Data excerpts
·····
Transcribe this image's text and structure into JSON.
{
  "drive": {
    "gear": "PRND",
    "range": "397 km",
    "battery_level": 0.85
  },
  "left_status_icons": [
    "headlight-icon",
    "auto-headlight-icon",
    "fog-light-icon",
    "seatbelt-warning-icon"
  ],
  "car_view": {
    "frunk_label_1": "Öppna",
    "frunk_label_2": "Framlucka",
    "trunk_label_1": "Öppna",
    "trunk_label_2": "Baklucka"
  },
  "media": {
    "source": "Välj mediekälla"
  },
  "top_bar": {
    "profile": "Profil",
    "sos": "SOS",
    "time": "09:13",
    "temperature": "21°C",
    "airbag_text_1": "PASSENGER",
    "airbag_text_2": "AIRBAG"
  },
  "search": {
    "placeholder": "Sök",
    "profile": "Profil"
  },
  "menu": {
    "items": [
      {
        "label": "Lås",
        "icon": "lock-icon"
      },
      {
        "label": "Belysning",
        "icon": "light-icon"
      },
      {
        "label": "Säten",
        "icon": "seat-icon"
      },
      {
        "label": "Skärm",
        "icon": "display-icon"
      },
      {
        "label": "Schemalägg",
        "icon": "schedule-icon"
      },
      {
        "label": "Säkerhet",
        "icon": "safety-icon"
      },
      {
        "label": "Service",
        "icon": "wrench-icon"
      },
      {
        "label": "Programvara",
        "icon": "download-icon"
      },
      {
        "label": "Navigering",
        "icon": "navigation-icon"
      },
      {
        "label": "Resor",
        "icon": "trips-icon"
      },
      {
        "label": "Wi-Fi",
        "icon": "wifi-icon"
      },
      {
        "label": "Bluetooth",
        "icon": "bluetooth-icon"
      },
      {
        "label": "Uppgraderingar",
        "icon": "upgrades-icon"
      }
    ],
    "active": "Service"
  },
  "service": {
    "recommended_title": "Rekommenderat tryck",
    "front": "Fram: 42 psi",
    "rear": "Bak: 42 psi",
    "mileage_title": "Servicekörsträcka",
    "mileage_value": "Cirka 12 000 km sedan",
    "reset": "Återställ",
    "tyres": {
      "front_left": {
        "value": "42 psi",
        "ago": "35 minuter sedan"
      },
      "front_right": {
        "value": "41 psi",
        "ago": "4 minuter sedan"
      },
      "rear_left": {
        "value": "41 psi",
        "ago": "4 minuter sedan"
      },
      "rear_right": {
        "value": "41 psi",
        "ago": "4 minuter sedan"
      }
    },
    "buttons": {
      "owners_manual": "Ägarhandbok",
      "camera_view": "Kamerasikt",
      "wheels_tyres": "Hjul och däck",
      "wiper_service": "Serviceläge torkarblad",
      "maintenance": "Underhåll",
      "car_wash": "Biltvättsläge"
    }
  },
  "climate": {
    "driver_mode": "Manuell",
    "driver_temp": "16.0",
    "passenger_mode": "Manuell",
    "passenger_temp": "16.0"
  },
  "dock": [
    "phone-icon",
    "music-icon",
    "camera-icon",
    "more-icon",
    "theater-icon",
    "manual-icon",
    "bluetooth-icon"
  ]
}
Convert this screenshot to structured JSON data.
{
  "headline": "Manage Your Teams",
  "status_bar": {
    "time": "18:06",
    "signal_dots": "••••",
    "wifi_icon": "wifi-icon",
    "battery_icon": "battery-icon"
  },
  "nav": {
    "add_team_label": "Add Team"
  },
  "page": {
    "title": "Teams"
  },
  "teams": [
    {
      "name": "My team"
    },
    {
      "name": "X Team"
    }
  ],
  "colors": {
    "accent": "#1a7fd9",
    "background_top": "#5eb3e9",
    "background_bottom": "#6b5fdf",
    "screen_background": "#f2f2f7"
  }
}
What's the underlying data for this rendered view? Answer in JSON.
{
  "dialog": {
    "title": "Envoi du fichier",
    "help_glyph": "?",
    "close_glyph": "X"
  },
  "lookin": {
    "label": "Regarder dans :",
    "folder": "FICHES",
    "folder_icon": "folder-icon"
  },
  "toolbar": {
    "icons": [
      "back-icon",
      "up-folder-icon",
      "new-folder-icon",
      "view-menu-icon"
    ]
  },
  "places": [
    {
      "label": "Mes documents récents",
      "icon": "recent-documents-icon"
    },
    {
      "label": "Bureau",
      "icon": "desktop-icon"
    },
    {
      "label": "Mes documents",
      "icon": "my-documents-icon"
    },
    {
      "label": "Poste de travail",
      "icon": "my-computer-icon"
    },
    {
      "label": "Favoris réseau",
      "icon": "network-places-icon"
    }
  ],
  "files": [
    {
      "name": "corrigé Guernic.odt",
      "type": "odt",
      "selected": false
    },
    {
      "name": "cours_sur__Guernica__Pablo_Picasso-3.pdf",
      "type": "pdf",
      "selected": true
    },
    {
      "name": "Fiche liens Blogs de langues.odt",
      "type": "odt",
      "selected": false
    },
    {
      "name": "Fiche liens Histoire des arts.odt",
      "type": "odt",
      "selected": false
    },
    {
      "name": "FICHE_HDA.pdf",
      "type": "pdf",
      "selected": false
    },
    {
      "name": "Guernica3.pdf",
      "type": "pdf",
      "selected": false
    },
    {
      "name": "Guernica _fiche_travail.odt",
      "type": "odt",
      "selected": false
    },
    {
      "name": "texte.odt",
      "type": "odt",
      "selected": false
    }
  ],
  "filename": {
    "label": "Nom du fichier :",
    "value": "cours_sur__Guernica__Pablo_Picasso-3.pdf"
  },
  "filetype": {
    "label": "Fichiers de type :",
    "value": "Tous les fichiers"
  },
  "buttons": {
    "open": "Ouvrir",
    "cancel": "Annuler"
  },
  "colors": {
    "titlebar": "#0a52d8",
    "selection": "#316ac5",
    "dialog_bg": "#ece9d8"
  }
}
·····
What is required — Each line above must be reproduced exactly as it stands.

Answer to the exercise —
Transcribe this image's text and structure into JSON.
{
  "drive": {
    "gear": "PRND",
    "range": "397 km",
    "battery_level": 0.85
  },
  "left_status_icons": [
    "headlight-icon",
    "auto-headlight-icon",
    "fog-light-icon",
    "seatbelt-warning-icon"
  ],
  "car_view": {
    "frunk_label_1": "Öppna",
    "frunk_label_2": "Framlucka",
    "trunk_label_1": "Öppna",
    "trunk_label_2": "Baklucka"
  },
  "media": {
    "source": "Välj mediekälla"
  },
  "top_bar": {
    "profile": "Profil",
    "sos": "SOS",
    "time": "09:13",
    "temperature": "21°C",
    "airbag_text_1": "PASSENGER",
    "airbag_text_2": "AIRBAG"
  },
  "search": {
    "placeholder": "Sök",
    "profile": "Profil"
  },
  "menu": {
    "items": [
      {
        "label": "Lås",
        "icon": "lock-icon"
      },
      {
        "label": "Belysning",
        "icon": "light-icon"
      },
      {
        "label": "Säten",
        "icon": "seat-icon"
      },
      {
        "label": "Skärm",
        "icon": "display-icon"
      },
      {
        "label": "Schemalägg",
        "icon": "schedule-icon"
      },
      {
        "label": "Säkerhet",
        "icon": "safety-icon"
      },
      {
        "label": "Service",
        "icon": "wrench-icon"
      },
      {
        "label": "Programvara",
        "icon": "download-icon"
      },
      {
        "label": "Navigering",
        "icon": "navigation-icon"
      },
      {
        "label": "Resor",
        "icon": "trips-icon"
      },
      {
        "label": "Wi-Fi",
        "icon": "wifi-icon"
      },
      {
        "label": "Bluetooth",
        "icon": "bluetooth-icon"
      },
      {
        "label": "Uppgraderingar",
        "icon": "upgrades-icon"
      }
    ],
    "active": "Service"
  },
  "service": {
    "recommended_title": "Rekommenderat tryck",
    "front": "Fram: 42 psi",
    "rear": "Bak: 42 psi",
    "mileage_title": "Servicekörsträcka",
    "mileage_value": "Cirka 12 000 km sedan",
    "reset": "Återställ",
    "tyres": {
      "front_left": {
        "value": "42 psi",
        "ago": "35 minuter sedan"
      },
      "front_right": {
        "value": "41 psi",
        "ago": "4 minuter sedan"
      },
      "rear_left": {
        "value": "41 psi",
        "ago": "4 minuter sedan"
      },
      "rear_right": {
        "value": "41 psi",
        "ago": "4 minuter sedan"
      }
    },
    "buttons": {
      "owners_manual": "Ägarhandbok",
      "camera_view": "Kamerasikt",
      "wheels_tyres": "Hjul och däck",
      "wiper_service": "Serviceläge torkarblad",
      "maintenance": "Underhåll",
      "car_wash": "Biltvättsläge"
    }
  },
  "climate": {
    "driver_mode": "Manuell",
    "driver_temp": "16.0",
    "passenger_mode": "Manuell",
    "passenger_temp": "16.0"
  },
  "dock": [
    "phone-icon",
    "music-icon",
    "camera-icon",
    "more-icon",
    "theater-icon",
    "manual-icon",
    "bluetooth-icon"
  ]
}
Convert this screenshot to structured JSON data.
{
  "headline": "Manage Your Teams",
  "status_bar": {
    "time": "18:06",
    "signal_dots": "••••",
    "wifi_icon": "wifi-icon",
    "battery_icon": "battery-icon"
  },
  "nav": {
    "add_team_label": "Add Team"
  },
  "page": {
    "title": "Teams"
  },
  "teams": [
    {
      "name": "My team"
    },
    {
      "name": "X Team"
    }
  ],
  "colors": {
    "accent": "#1a7fd9",
    "background_top": "#5eb3e9",
    "background_bottom": "#6b5fdf",
    "screen_background": "#f2f2f7"
  }
}
What's the underlying data for this rendered view? Answer in JSON.
{
  "dialog": {
    "title": "Envoi du fichier",
    "help_glyph": "?",
    "close_glyph": "X"
  },
  "lookin": {
    "label": "Regarder dans :",
    "folder": "FICHES",
    "folder_icon": "folder-icon"
  },
  "toolbar": {
    "icons": [
      "back-icon",
      "up-folder-icon",
      "new-folder-icon",
      "view-menu-icon"
    ]
  },
  "places": [
    {
      "label": "Mes documents récents",
      "icon": "recent-documents-icon"
    },
    {
      "label": "Bureau",
      "icon": "desktop-icon"
    },
    {
      "label": "Mes documents",
      "icon": "my-documents-icon"
    },
    {
      "label": "Poste de travail",
      "icon": "my-computer-icon"
    },
    {
      "label": "Favoris réseau",
      "icon": "network-places-icon"
    }
  ],
  "files": [
    {
      "name": "corrigé Guernic.odt",
      "type": "odt",
      "selected": false
    },
    {
      "name": "cours_sur__Guernica__Pablo_Picasso-3.pdf",
      "type": "pdf",
      "selected": true
    },
    {
      "name": "Fiche liens Blogs de langues.odt",
      "type": "odt",
      "selected": false
    },
    {
      "name": "Fiche liens Histoire des arts.odt",
      "type": "odt",
      "selected": false
    },
    {
      "name": "FICHE_HDA.pdf",
      "type": "pdf",
      "selected": false
    },
    {
      "name": "Guernica3.pdf",
      "type": "pdf",
      "selected": false
    },
    {
      "name": "Guernica _fiche_travail.odt",
      "type": "odt",
      "selected": false
    },
    {
      "name": "texte.odt",
      "type": "odt",
      "selected": false
    }
  ],
  "filename": {
    "label": "Nom du fichier :",
    "value": "cours_sur__Guernica__Pablo_Picasso-3.pdf"
  },
  "filetype": {
    "label": "Fichiers de type :",
    "value": "Tous les fichiers"
  },
  "buttons": {
    "open": "Ouvrir",
    "cancel": "Annuler"
  },
  "colors": {
    "titlebar": "#0a52d8",
    "selection": "#316ac5",
    "dialog_bg": "#ece9d8"
  }
}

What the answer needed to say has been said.